=== Source data ===

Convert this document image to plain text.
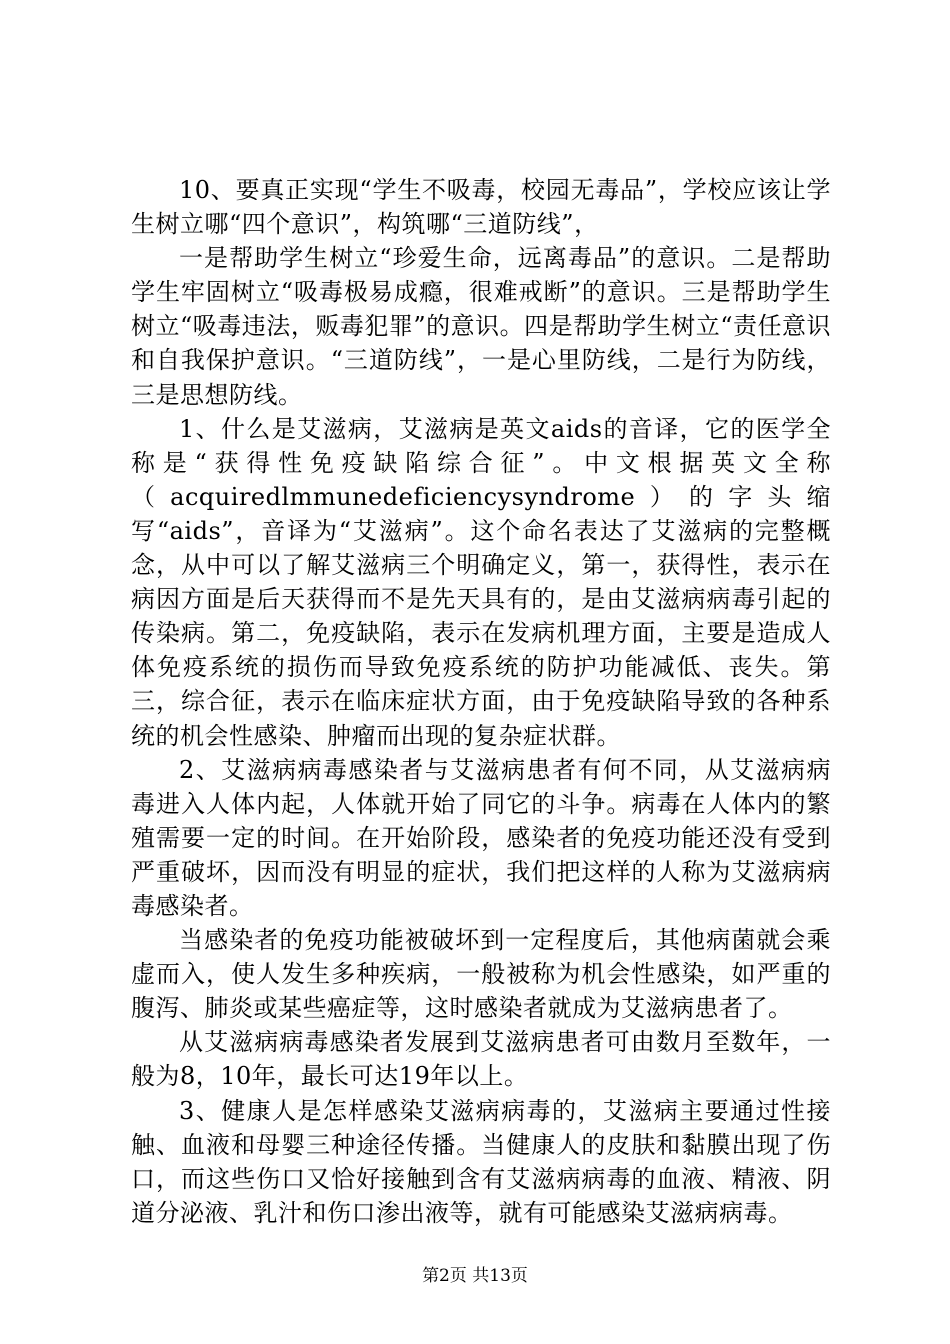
10、要真正实现“学生不吸毒，校园无毒品”，学校应该让学生树立哪“四个意识”，构筑哪“三道防线”，

一是帮助学生树立“珍爱生命，远离毒品”的意识。二是帮助学生牢固树立“吸毒极易成瘾，很难戒断”的意识。三是帮助学生树立“吸毒违法，贩毒犯罪”的意识。四是帮助学生树立“责任意识和自我保护意识。“三道防线”，一是心里防线，二是行为防线，三是思想防线。

1、什么是艾滋病，艾滋病是英文aids的音译，它的医学全称是“获得性免疫缺陷综合征”。中文根据英文全称（acquiredlmmunedeficiencysyndrome）的字头缩写“aids”，音译为“艾滋病”。这个命名表达了艾滋病的完整概念，从中可以了解艾滋病三个明确定义，第一，获得性，表示在病因方面是后天获得而不是先天具有的，是由艾滋病病毒引起的传染病。第二，免疫缺陷，表示在发病机理方面，主要是造成人体免疫系统的损伤而导致免疫系统的防护功能减低、丧失。第三，综合征，表示在临床症状方面，由于免疫缺陷导致的各种系统的机会性感染、肿瘤而出现的复杂症状群。

2、艾滋病病毒感染者与艾滋病患者有何不同，从艾滋病病毒进入人体内起，人体就开始了同它的斗争。病毒在人体内的繁殖需要一定的时间。在开始阶段，感染者的免疫功能还没有受到严重破坏，因而没有明显的症状，我们把这样的人称为艾滋病病毒感染者。

当感染者的免疫功能被破坏到一定程度后，其他病菌就会乘虚而入，使人发生多种疾病，一般被称为机会性感染，如严重的腹泻、肺炎或某些癌症等，这时感染者就成为艾滋病患者了。

从艾滋病病毒感染者发展到艾滋病患者可由数月至数年，一般为8，10年，最长可达19年以上。

3、健康人是怎样感染艾滋病病毒的，艾滋病主要通过性接触、血液和母婴三种途径传播。当健康人的皮肤和黏膜出现了伤口，而这些伤口又恰好接触到含有艾滋病病毒的血液、精液、阴道分泌液、乳汁和伤口渗出液等，就有可能感染艾滋病病毒。

第2页 共13页
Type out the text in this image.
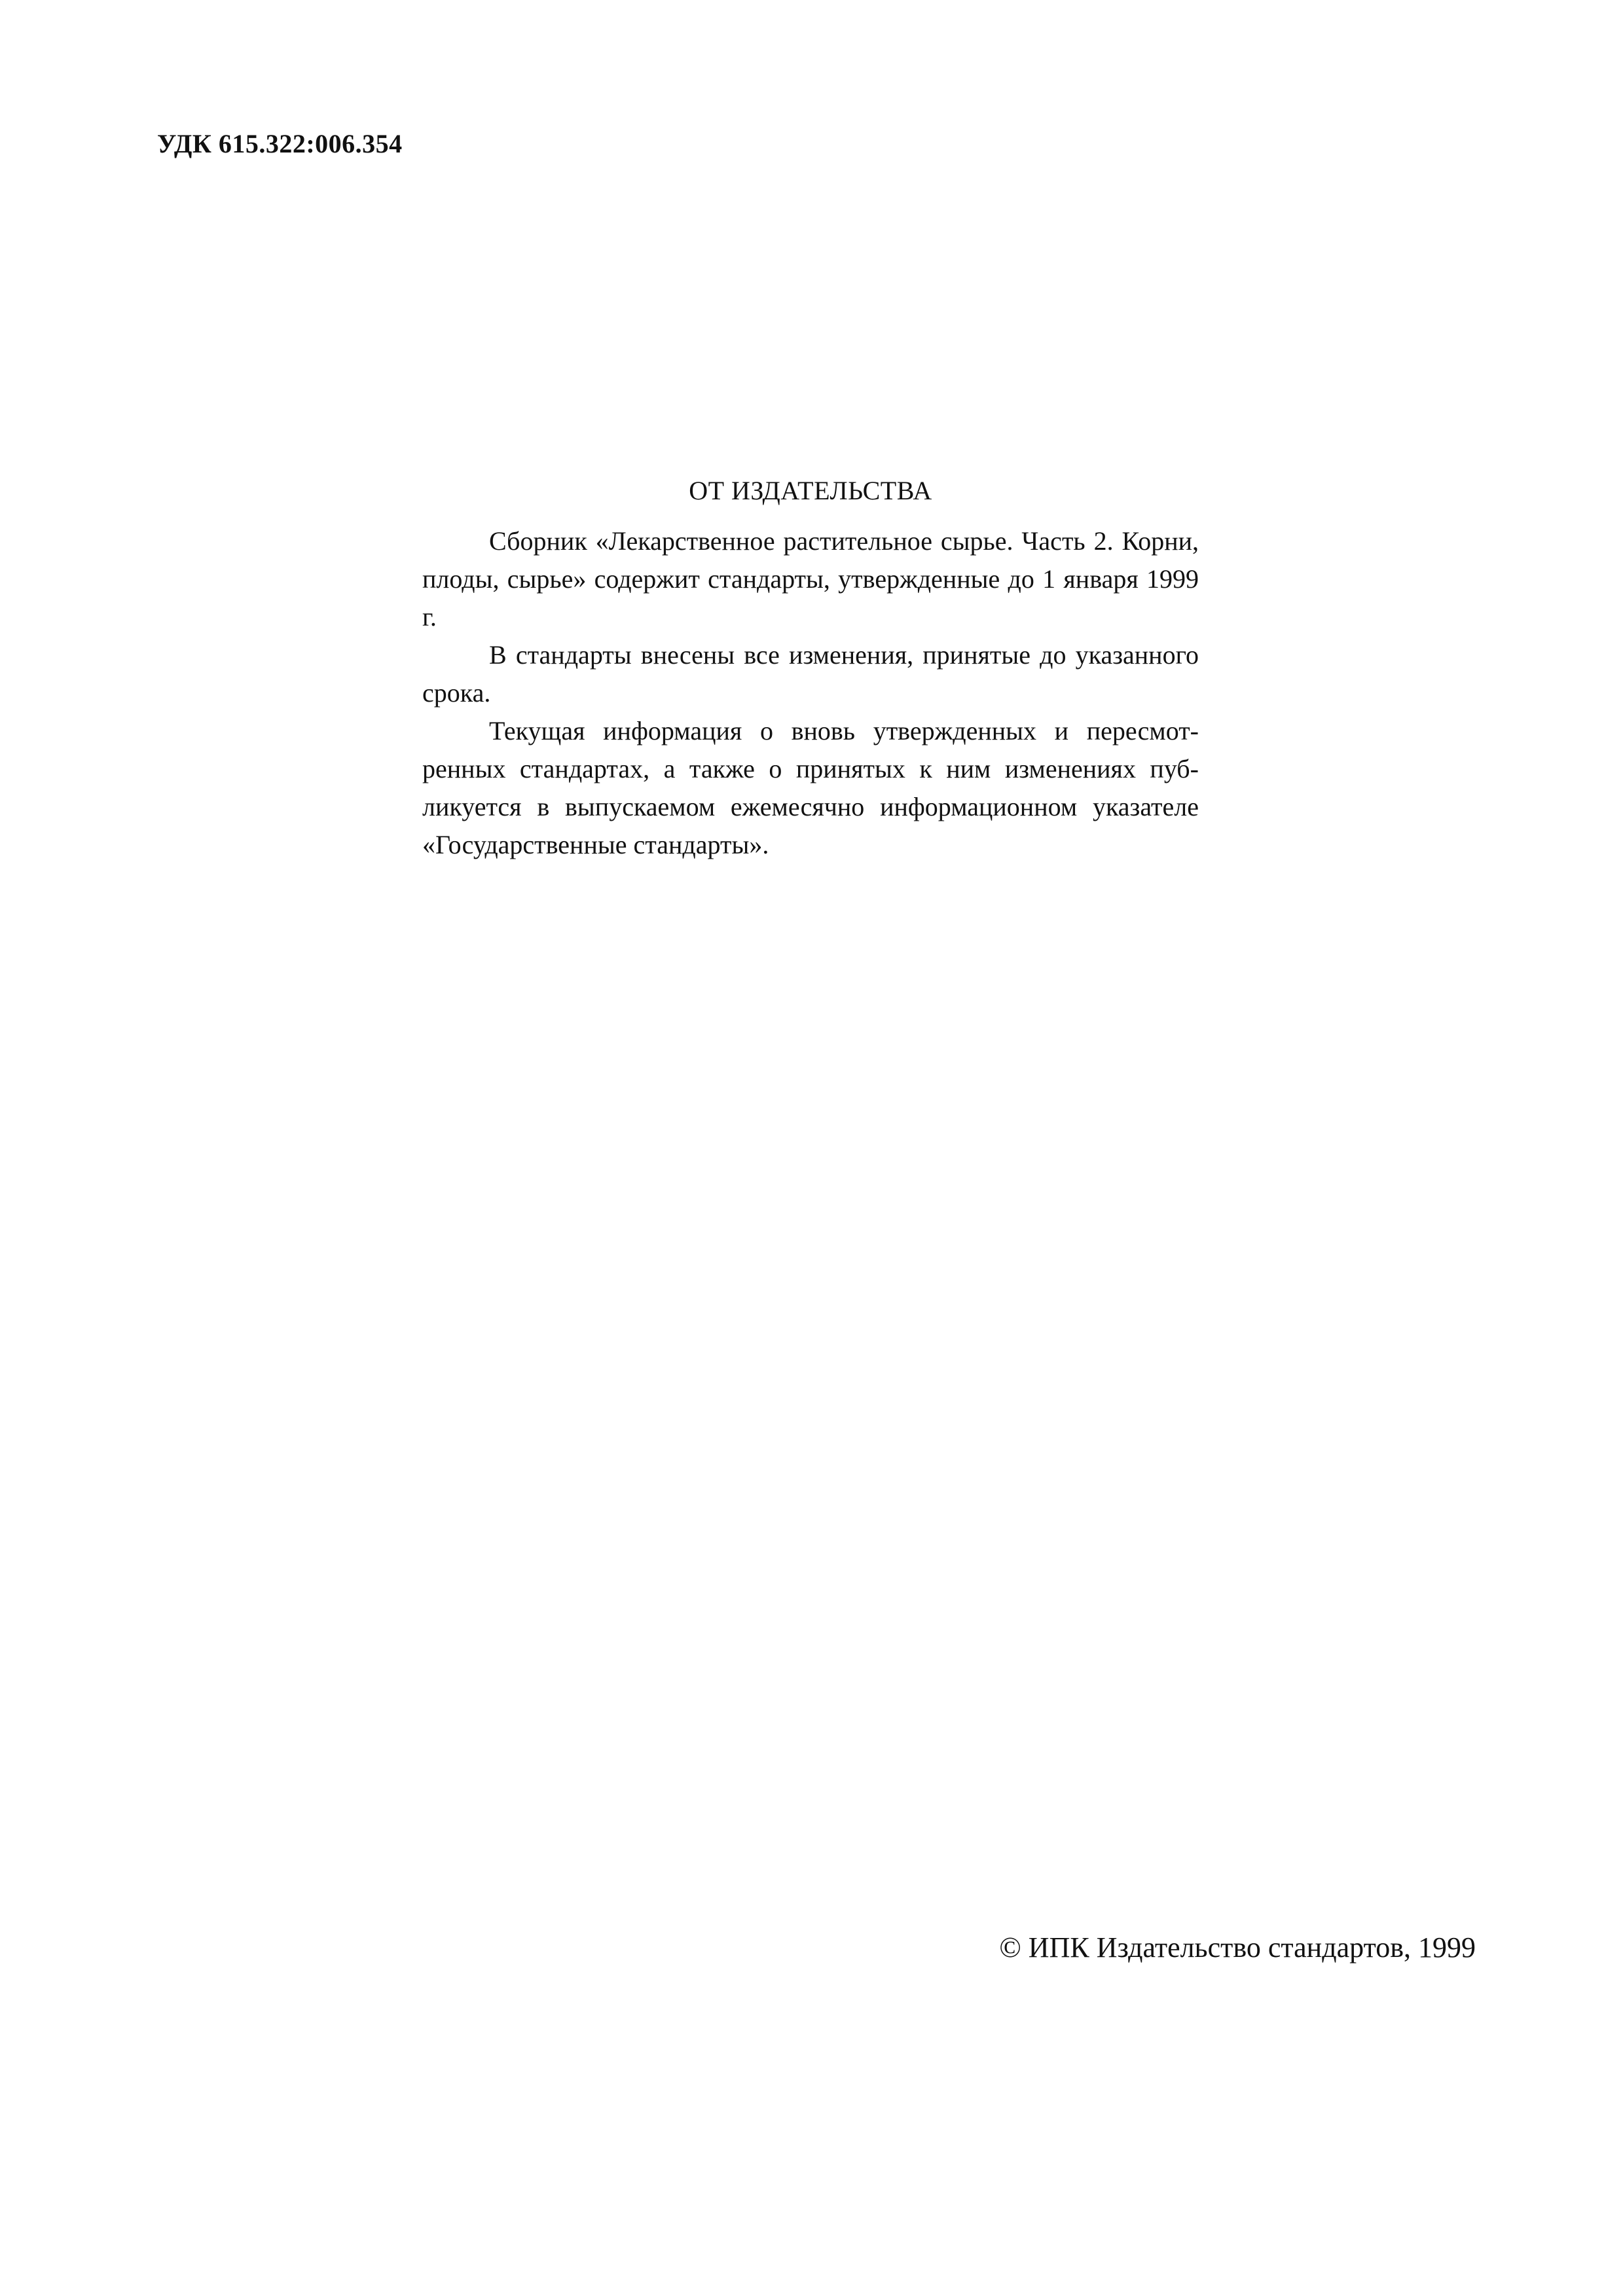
УДК 615.322:006.354
ОТ ИЗДАТЕЛЬСТВА

Сборник «Лекарственное растительное сырье. Часть 2. Корни, плоды, сырье» содержит стандарты, утвержденные до 1 января 1999 г.

В стандарты внесены все изменения, принятые до указанного срока.

Текущая информация о вновь утвержденных и пересмотренных стандартах, а также о принятых к ним изменениях публикуется в выпускаемом ежемесячно информационном указателе «Государственные стандарты».

© ИПК Издательство стандартов, 1999
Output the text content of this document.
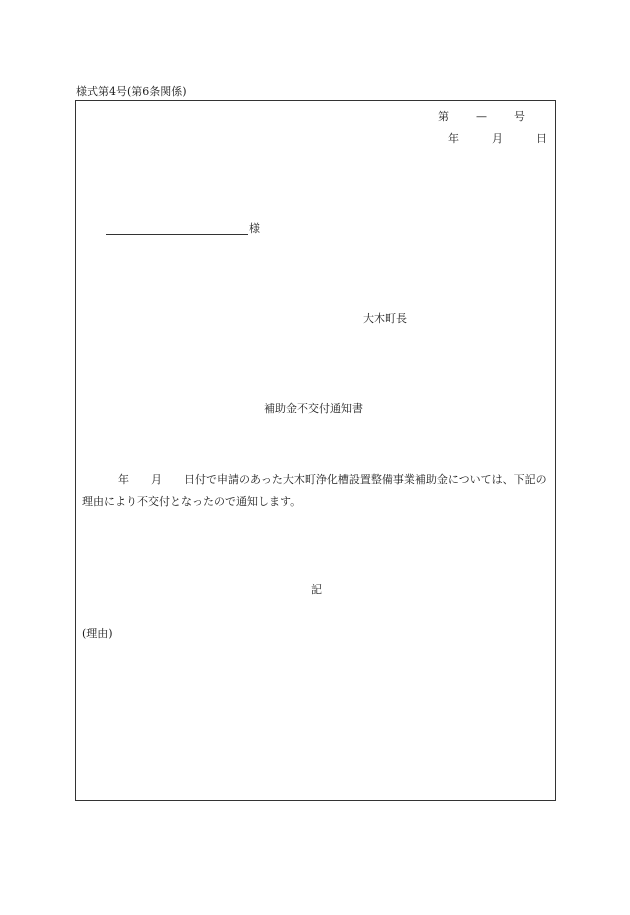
様式第4号(第6条関係)
第 — 号
年	月	日
様
大木町長
補助金不交付通知書
年 月 日付で申請のあった大木町浄化槽設置整備事業補助金については、下記の理由により不交付となったので通知します。
記
(理由)
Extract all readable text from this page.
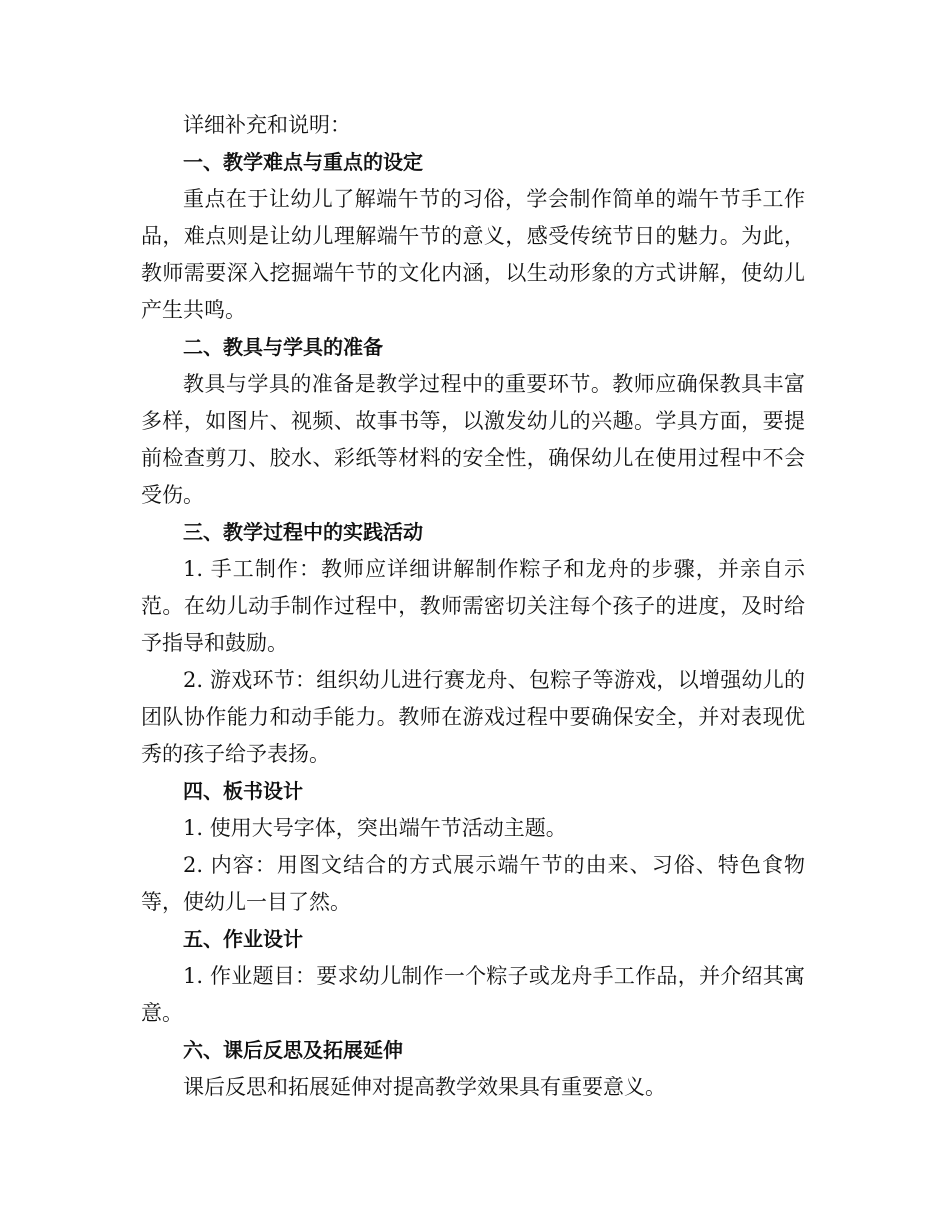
详细补充和说明：

一、教学难点与重点的设定

重点在于让幼儿了解端午节的习俗，学会制作简单的端午节手工作品，难点则是让幼儿理解端午节的意义，感受传统节日的魅力。为此，教师需要深入挖掘端午节的文化内涵，以生动形象的方式讲解，使幼儿产生共鸣。

二、教具与学具的准备

教具与学具的准备是教学过程中的重要环节。教师应确保教具丰富多样，如图片、视频、故事书等，以激发幼儿的兴趣。学具方面，要提前检查剪刀、胶水、彩纸等材料的安全性，确保幼儿在使用过程中不会受伤。

三、教学过程中的实践活动

1. 手工制作：教师应详细讲解制作粽子和龙舟的步骤，并亲自示范。在幼儿动手制作过程中，教师需密切关注每个孩子的进度，及时给予指导和鼓励。

2. 游戏环节：组织幼儿进行赛龙舟、包粽子等游戏，以增强幼儿的团队协作能力和动手能力。教师在游戏过程中要确保安全，并对表现优秀的孩子给予表扬。

四、板书设计

1. 使用大号字体，突出端午节活动主题。

2. 内容：用图文结合的方式展示端午节的由来、习俗、特色食物等，使幼儿一目了然。

五、作业设计

1. 作业题目：要求幼儿制作一个粽子或龙舟手工作品，并介绍其寓意。

六、课后反思及拓展延伸

课后反思和拓展延伸对提高教学效果具有重要意义。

===

Of the lines above, how many contain the string "стандарты"? Only the number is required.

3